Write out precisely the lines beginning with the line that contains "Output a JSON" and ending with the last line of the entries, and no other lines.

• [Records to process]
---+---

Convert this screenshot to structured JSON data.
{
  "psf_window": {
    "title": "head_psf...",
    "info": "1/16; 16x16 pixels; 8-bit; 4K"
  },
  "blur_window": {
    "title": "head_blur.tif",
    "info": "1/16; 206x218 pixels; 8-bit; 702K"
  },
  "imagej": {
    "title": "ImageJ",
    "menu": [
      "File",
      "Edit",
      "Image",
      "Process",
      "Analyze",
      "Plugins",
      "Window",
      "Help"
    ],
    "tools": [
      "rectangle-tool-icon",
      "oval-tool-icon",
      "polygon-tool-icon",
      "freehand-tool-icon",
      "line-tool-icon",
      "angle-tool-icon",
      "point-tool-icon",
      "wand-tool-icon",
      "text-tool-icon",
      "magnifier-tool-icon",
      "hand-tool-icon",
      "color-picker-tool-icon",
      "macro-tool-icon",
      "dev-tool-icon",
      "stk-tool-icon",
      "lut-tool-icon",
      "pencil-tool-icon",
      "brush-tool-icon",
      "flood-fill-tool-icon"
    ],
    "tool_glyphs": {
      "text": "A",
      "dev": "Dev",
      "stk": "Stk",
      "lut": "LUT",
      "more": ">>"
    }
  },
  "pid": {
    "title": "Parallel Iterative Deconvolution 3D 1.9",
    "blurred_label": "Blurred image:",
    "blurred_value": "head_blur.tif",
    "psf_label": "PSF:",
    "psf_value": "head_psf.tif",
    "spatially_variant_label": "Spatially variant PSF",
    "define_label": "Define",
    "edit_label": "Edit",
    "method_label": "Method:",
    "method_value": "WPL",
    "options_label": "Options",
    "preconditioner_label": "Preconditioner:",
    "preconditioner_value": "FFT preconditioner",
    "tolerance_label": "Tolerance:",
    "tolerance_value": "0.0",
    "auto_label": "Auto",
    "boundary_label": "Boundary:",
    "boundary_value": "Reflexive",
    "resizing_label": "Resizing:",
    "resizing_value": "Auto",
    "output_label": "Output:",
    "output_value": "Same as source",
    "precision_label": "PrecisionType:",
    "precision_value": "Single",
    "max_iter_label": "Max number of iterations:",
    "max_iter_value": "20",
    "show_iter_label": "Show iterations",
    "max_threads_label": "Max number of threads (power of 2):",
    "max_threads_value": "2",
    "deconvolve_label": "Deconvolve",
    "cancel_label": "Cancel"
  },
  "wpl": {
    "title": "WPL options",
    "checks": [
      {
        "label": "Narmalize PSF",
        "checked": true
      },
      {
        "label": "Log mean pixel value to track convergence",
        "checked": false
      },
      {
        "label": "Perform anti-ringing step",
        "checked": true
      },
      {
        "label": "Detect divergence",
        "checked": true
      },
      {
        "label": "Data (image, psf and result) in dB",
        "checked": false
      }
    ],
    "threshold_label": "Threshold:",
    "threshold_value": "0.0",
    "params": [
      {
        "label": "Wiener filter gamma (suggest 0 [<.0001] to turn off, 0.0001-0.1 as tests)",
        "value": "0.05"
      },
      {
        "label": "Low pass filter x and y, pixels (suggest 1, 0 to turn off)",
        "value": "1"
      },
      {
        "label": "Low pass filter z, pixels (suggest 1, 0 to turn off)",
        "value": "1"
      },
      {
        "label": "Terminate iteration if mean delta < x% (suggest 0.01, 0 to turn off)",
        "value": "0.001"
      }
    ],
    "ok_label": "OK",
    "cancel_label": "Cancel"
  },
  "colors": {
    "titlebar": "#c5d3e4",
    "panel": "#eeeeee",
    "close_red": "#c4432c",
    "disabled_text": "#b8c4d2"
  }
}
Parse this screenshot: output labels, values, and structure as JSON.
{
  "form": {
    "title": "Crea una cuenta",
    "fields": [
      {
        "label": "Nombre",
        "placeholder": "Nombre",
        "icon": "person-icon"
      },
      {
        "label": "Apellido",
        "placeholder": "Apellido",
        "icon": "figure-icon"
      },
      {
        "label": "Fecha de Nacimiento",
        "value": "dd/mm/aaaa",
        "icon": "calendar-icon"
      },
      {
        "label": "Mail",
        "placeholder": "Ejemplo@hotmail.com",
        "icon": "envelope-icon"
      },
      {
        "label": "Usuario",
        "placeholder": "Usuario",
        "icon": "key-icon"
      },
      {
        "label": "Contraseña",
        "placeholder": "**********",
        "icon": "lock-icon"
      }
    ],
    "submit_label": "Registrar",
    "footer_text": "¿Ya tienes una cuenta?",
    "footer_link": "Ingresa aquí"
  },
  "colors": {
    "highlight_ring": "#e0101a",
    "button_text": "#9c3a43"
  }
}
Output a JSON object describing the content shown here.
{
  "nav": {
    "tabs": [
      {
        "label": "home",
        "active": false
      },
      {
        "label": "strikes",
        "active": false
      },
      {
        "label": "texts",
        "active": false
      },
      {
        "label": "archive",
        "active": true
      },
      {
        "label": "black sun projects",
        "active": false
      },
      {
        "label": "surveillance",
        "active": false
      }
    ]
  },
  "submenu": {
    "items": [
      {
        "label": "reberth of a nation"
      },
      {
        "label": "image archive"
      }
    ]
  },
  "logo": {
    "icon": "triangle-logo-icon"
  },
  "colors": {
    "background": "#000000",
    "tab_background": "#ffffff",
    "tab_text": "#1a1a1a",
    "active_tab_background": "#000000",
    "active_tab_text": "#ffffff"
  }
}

---+---

• [Solution to this exercise]
Output a JSON object describing the content shown here.
{
  "nav": {
    "tabs": [
      {
        "label": "home",
        "active": false
      },
      {
        "label": "strikes",
        "active": false
      },
      {
        "label": "texts",
        "active": false
      },
      {
        "label": "archive",
        "active": true
      },
      {
        "label": "black sun projects",
        "active": false
      },
      {
        "label": "surveillance",
        "active": false
      }
    ]
  },
  "submenu": {
    "items": [
      {
        "label": "reberth of a nation"
      },
      {
        "label": "image archive"
      }
    ]
  },
  "logo": {
    "icon": "triangle-logo-icon"
  },
  "colors": {
    "background": "#000000",
    "tab_background": "#ffffff",
    "tab_text": "#1a1a1a",
    "active_tab_background": "#000000",
    "active_tab_text": "#ffffff"
  }
}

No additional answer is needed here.